- **Instructions for the task**
In the entries below, find every line holding the string "vous" and collect it.
=== Records shown ===
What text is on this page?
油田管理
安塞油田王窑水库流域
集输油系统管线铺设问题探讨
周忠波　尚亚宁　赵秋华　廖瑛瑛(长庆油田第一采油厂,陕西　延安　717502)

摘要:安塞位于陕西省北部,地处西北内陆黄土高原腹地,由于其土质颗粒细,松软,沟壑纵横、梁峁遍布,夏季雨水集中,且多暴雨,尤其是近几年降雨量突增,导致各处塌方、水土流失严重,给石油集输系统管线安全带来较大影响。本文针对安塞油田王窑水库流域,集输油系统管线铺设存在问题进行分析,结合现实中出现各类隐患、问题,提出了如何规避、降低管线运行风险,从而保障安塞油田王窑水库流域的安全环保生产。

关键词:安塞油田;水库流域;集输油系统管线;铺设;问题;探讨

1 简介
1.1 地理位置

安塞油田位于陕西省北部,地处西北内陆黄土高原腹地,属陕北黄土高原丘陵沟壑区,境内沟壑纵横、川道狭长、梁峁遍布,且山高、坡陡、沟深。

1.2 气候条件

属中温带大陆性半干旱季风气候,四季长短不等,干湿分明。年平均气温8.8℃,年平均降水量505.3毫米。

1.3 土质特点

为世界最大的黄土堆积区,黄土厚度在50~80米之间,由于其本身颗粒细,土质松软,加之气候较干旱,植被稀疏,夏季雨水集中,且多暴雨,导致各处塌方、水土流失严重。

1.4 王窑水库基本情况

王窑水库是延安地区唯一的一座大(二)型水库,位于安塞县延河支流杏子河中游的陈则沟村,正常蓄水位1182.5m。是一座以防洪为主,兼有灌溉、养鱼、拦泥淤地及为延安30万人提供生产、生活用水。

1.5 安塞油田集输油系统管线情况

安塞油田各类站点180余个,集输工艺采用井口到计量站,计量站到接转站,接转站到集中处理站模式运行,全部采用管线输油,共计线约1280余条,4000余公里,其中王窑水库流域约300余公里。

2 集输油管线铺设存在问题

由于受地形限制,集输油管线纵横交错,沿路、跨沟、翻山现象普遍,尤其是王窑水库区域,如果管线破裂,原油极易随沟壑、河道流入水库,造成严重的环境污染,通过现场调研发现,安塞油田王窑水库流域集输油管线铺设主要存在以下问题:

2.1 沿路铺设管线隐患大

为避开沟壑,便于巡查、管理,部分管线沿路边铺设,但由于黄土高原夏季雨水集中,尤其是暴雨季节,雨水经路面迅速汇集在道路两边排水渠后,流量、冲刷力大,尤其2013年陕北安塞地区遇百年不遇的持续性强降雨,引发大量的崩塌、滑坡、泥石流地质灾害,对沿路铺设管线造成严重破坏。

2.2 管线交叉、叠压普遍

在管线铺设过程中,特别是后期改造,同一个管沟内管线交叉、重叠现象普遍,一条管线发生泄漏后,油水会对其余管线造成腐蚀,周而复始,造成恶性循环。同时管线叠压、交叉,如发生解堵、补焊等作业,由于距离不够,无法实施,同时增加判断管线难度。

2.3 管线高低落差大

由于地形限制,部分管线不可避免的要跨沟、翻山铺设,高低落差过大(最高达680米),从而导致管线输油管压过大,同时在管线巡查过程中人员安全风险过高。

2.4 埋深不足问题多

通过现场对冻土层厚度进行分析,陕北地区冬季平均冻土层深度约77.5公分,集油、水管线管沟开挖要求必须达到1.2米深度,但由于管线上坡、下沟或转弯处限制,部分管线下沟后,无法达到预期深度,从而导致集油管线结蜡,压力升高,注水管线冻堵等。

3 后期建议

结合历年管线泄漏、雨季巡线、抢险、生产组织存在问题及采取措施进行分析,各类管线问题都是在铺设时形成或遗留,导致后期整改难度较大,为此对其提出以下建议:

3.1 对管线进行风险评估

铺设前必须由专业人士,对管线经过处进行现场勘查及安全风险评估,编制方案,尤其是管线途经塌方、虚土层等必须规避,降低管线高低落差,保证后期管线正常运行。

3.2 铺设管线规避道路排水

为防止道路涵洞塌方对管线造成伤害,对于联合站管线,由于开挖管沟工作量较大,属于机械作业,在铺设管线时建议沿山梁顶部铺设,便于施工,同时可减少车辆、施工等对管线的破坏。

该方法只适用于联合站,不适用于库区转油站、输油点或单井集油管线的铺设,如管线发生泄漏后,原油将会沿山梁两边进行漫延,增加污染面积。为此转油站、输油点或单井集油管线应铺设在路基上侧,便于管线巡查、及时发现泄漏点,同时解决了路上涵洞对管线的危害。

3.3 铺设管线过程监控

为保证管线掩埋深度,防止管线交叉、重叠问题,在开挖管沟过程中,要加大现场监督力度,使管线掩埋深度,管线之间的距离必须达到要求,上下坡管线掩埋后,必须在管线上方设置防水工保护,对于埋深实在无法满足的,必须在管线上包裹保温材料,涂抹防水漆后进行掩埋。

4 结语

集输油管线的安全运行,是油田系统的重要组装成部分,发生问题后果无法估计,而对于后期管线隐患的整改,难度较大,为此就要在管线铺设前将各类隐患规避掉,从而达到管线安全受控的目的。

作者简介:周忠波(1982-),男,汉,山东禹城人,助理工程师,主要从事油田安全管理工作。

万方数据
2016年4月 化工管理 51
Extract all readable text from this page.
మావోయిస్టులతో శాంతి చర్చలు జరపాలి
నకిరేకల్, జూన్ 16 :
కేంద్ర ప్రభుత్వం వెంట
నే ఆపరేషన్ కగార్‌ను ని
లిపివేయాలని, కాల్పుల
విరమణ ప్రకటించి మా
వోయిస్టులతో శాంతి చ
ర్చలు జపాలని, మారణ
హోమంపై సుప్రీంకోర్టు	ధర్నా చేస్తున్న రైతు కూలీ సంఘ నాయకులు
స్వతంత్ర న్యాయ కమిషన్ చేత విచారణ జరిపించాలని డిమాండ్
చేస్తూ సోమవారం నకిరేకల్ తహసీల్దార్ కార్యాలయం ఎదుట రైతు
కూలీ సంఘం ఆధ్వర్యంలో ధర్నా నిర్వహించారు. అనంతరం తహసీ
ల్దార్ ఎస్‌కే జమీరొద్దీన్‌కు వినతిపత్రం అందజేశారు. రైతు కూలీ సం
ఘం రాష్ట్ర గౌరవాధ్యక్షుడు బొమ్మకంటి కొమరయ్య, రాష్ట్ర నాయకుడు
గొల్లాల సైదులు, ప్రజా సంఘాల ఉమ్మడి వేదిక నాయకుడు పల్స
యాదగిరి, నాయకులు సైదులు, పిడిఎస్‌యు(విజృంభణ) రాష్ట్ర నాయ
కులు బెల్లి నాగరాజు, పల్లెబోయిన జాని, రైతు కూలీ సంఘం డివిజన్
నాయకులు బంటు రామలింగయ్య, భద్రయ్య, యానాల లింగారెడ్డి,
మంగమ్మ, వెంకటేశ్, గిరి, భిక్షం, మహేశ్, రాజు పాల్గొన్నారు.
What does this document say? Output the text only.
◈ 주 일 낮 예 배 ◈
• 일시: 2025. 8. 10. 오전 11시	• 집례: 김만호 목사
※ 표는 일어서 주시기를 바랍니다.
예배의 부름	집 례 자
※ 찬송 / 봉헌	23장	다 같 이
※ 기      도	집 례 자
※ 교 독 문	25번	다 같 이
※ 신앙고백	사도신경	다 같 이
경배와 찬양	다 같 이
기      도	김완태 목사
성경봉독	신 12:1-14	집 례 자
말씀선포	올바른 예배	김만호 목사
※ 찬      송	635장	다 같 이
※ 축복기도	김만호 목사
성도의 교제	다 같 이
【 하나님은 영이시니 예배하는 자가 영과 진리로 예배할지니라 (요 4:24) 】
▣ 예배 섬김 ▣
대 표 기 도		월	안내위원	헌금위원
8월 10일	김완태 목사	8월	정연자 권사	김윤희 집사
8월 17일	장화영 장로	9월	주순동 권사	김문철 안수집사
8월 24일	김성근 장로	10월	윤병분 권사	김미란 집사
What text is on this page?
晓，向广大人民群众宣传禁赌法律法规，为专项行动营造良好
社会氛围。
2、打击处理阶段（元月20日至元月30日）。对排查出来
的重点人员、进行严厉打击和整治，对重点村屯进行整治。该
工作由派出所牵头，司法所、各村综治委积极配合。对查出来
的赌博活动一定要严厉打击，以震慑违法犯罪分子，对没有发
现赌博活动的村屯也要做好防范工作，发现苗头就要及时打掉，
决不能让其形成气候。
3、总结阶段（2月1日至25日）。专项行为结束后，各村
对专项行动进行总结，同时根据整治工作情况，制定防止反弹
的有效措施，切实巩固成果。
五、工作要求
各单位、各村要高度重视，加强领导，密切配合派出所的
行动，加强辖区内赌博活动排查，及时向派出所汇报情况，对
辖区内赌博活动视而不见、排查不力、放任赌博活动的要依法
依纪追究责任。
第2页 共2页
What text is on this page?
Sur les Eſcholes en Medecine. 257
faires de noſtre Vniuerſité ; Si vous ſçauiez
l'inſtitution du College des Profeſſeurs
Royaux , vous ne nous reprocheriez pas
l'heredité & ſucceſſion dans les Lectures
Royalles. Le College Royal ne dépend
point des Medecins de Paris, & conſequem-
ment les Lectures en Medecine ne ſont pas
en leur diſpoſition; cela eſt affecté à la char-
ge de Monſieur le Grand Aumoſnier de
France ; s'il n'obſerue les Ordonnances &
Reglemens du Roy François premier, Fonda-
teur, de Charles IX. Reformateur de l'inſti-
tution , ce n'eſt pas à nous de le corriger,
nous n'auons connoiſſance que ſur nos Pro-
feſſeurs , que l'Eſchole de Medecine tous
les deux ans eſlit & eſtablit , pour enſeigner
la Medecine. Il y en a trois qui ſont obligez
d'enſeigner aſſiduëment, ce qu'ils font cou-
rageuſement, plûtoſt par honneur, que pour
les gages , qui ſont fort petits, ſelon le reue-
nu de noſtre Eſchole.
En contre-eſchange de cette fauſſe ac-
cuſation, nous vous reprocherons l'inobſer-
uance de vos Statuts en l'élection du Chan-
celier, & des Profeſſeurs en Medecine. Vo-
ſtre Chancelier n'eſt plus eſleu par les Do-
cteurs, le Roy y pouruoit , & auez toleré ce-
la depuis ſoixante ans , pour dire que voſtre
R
===
- **Solution for this exercise**
faires de noſtre Vniuerſité ; Si vous ſçauiez
Royaux , vous ne nous reprocheriez pas
cuſation, nous vous reprocherons l'inobſer-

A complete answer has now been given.